* **DIRECTIONS**: Lift out each line of the data that holds "城镇土地面积".

* **DATA FOR THE TASK**:
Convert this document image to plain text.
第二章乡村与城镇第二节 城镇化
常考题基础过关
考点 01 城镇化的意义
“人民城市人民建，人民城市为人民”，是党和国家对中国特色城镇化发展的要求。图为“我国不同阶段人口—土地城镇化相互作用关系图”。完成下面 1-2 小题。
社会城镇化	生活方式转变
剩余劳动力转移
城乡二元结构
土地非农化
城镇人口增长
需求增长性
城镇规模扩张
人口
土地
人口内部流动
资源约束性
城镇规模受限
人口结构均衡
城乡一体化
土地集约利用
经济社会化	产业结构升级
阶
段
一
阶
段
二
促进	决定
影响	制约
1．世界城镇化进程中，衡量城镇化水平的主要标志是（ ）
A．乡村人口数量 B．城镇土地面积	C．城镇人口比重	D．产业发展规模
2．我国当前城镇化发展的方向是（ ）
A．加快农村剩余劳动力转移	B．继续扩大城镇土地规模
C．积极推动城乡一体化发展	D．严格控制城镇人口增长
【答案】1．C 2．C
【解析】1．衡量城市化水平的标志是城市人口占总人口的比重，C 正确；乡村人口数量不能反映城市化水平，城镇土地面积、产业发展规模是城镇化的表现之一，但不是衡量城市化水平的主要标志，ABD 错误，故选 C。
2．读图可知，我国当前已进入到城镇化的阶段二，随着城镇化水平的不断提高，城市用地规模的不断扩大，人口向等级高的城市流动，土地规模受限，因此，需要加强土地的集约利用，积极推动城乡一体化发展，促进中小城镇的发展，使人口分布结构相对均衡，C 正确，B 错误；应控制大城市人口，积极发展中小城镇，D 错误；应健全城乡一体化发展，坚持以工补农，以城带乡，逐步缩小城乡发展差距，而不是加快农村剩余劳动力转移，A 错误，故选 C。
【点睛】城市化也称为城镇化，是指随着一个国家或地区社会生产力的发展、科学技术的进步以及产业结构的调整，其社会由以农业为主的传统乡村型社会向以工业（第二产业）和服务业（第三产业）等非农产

* **RESPONSE BELOW**:
A．乡村人口数量 B．城镇土地面积	C．城镇人口比重	D．产业发展规模
【解析】1．衡量城市化水平的标志是城市人口占总人口的比重，C 正确；乡村人口数量不能反映城市化水平，城镇土地面积、产业发展规模是城镇化的表现之一，但不是衡量城市化水平的主要标志，ABD 错误，故选 C。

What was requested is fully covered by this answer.